> [Data extract]
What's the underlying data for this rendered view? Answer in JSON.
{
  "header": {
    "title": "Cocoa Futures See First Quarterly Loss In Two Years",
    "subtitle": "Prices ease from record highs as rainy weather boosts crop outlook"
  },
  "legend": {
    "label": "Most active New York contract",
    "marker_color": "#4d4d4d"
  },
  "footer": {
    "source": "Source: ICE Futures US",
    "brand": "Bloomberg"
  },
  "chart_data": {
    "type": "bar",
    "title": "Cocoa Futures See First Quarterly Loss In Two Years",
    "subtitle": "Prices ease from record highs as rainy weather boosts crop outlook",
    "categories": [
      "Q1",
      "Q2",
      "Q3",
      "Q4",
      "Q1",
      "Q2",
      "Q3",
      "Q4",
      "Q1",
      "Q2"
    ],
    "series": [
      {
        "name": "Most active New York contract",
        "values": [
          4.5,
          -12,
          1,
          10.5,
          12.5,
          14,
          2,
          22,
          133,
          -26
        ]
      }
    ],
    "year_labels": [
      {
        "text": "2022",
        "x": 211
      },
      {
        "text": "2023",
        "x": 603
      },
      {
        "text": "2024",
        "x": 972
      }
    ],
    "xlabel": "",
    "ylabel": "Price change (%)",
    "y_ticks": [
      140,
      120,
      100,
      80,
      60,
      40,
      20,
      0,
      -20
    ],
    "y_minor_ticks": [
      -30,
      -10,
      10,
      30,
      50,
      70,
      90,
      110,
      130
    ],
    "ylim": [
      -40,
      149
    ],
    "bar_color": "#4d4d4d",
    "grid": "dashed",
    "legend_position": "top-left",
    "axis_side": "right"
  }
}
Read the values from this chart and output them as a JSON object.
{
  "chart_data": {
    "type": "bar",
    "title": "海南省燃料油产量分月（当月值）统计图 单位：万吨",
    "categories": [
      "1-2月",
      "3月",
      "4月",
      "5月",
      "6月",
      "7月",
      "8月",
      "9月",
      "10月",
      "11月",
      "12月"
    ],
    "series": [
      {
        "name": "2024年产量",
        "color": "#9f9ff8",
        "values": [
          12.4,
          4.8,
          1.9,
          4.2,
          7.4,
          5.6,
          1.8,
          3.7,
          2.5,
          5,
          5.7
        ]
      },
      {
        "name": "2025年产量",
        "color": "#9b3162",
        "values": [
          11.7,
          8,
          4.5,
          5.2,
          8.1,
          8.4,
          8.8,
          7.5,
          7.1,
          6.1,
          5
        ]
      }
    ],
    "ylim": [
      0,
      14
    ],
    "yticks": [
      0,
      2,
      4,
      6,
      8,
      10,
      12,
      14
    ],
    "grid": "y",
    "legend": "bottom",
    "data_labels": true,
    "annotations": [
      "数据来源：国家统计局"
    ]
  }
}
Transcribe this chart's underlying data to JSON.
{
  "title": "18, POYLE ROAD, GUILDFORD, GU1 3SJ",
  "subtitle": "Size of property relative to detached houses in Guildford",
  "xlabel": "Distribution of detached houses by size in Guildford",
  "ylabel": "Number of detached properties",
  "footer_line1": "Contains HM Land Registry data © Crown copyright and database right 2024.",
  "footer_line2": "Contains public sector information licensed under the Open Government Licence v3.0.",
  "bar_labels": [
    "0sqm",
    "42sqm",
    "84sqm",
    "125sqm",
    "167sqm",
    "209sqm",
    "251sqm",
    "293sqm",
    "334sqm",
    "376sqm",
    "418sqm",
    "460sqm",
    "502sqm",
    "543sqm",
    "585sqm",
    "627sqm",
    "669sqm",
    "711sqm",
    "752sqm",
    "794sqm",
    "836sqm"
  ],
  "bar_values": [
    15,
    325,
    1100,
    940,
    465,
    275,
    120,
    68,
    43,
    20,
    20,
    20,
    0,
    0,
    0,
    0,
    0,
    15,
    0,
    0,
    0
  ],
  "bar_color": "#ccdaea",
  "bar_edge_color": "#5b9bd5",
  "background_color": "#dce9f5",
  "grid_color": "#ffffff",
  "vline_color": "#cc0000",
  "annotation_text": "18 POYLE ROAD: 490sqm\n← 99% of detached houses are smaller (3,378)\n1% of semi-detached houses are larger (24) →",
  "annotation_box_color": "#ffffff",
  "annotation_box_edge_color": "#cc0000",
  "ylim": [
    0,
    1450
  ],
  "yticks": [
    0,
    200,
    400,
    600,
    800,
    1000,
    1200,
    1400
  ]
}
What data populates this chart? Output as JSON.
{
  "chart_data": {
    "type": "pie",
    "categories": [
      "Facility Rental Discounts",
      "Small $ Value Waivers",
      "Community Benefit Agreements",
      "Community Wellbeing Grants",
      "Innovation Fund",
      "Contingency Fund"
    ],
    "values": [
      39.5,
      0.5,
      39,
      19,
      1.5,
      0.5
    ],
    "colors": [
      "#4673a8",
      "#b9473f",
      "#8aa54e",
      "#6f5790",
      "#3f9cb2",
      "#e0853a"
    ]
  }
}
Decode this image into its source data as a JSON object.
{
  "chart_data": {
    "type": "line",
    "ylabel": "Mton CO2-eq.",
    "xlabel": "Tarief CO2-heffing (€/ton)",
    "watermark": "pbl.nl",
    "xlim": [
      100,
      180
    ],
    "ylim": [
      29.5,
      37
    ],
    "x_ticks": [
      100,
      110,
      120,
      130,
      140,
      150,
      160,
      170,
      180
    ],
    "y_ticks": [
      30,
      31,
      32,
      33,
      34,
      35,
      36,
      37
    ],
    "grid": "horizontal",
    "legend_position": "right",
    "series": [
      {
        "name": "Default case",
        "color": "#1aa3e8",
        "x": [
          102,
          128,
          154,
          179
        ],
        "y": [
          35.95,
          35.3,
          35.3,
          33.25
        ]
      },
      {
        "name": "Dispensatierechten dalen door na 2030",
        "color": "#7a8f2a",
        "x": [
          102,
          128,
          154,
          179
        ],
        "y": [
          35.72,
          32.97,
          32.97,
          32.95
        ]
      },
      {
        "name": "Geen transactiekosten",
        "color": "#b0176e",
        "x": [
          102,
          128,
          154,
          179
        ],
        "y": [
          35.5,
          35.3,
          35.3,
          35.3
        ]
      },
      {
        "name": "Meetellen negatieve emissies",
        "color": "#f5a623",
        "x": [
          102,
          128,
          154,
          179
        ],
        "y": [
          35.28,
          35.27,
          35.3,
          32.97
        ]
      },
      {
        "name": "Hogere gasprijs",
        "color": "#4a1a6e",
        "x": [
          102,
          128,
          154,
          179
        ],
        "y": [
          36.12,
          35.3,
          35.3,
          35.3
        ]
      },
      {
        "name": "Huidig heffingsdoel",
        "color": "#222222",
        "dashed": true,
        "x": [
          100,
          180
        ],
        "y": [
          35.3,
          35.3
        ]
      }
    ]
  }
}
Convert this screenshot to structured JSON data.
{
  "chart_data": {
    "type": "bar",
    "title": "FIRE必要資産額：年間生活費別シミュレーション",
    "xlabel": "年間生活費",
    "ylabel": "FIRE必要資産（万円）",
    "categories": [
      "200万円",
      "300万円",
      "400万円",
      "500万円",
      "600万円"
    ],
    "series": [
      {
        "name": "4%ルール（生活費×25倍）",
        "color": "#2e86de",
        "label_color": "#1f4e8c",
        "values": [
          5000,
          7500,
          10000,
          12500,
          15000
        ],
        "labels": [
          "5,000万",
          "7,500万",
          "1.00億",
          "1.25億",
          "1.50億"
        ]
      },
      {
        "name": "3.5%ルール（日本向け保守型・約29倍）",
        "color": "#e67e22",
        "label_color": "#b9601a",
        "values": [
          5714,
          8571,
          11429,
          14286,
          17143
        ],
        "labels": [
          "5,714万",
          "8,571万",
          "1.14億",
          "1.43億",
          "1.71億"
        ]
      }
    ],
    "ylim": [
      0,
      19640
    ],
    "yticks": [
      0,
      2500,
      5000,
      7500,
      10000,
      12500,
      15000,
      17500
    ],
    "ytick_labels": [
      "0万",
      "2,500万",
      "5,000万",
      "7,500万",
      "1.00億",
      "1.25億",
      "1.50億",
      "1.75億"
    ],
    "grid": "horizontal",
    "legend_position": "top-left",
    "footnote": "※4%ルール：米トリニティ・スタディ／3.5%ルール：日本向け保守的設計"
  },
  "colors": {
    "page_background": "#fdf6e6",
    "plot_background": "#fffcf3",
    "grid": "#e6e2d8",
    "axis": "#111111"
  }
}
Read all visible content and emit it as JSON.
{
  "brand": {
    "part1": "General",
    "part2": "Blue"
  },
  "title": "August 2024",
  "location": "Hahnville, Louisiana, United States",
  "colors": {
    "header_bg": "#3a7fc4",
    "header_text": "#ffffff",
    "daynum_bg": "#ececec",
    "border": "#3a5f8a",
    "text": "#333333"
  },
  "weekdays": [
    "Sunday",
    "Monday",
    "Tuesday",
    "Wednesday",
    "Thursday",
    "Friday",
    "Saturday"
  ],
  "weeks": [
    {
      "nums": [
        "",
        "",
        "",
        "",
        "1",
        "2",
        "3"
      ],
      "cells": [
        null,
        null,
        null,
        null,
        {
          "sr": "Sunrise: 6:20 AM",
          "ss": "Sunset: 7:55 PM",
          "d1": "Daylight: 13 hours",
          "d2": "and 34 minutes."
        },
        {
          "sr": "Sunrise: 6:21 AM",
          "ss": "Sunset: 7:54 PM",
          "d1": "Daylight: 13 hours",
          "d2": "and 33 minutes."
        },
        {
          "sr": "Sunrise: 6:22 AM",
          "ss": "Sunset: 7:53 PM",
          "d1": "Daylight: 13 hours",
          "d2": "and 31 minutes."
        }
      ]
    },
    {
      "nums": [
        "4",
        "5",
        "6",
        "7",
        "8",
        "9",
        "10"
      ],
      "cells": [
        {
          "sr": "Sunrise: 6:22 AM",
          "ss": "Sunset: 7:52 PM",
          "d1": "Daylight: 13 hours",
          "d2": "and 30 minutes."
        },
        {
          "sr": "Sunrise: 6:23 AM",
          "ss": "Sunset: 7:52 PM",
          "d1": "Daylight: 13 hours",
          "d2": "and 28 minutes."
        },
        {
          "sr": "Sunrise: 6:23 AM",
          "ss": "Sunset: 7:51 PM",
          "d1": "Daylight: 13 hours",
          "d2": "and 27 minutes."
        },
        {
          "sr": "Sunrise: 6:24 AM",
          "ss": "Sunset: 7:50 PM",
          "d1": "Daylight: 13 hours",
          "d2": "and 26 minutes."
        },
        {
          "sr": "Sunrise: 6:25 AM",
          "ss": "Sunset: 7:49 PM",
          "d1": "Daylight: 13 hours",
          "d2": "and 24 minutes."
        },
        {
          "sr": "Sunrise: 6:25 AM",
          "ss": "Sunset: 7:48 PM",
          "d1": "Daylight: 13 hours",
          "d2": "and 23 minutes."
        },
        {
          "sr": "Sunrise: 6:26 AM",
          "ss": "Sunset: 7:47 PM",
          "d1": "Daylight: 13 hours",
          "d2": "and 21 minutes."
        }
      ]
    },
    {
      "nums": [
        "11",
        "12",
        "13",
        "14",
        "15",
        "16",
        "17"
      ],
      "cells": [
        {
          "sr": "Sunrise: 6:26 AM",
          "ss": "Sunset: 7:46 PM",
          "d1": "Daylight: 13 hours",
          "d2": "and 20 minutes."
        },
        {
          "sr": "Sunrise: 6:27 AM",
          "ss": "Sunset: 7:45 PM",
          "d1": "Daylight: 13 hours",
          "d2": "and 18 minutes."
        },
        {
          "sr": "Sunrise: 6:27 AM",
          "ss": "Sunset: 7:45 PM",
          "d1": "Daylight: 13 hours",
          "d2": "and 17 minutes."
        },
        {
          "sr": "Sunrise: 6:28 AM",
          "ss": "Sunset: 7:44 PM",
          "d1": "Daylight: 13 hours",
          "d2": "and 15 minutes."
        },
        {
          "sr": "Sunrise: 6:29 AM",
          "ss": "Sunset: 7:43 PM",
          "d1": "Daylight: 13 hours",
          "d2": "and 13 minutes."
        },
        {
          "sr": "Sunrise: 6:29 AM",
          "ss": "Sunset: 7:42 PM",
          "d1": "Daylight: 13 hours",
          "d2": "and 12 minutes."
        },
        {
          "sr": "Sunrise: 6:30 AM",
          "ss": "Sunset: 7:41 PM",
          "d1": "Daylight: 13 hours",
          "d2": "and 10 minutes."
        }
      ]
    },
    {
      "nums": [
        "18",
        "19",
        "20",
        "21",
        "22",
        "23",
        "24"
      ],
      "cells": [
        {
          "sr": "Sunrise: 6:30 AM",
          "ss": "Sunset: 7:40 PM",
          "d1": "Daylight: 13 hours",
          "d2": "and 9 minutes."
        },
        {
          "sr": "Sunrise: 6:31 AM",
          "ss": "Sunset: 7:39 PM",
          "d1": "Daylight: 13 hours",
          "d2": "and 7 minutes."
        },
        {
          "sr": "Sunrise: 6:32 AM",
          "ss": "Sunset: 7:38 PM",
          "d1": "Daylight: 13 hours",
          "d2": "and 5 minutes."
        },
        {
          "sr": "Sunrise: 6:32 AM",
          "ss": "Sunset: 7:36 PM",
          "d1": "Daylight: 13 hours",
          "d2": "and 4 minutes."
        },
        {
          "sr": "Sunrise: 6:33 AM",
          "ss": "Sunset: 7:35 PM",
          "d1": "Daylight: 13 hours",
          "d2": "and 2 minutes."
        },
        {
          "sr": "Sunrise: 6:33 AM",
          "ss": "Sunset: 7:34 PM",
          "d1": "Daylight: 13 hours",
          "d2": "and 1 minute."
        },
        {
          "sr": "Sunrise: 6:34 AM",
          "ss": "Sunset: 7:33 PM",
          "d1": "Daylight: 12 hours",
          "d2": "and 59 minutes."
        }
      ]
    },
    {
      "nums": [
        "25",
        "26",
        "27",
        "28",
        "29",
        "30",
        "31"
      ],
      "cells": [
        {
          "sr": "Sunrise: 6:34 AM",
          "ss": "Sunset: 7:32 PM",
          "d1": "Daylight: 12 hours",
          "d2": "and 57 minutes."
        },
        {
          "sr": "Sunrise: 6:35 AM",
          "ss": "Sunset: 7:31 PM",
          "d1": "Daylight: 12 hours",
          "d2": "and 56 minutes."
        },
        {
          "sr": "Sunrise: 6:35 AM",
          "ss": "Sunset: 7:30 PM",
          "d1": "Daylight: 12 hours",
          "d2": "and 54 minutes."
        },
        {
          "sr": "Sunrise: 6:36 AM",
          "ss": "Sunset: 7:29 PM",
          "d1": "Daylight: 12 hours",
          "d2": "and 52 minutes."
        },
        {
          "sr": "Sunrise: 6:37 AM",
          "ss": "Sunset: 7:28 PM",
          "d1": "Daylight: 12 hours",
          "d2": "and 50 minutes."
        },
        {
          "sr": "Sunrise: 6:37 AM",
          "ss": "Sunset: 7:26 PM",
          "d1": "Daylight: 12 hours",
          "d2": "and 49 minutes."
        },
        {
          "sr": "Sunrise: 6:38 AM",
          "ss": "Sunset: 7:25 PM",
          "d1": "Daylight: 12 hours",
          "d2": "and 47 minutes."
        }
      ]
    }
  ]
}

> [Exercise instructions]
Gather each line of the records holding the string "JSON".

> [Solution for this task]
What's the underlying data for this rendered view? Answer in JSON.
Read the values from this chart and output them as a JSON object.
Transcribe this chart's underlying data to JSON.
What data populates this chart? Output as JSON.
Decode this image into its source data as a JSON object.
Convert this screenshot to structured JSON data.
Read all visible content and emit it as JSON.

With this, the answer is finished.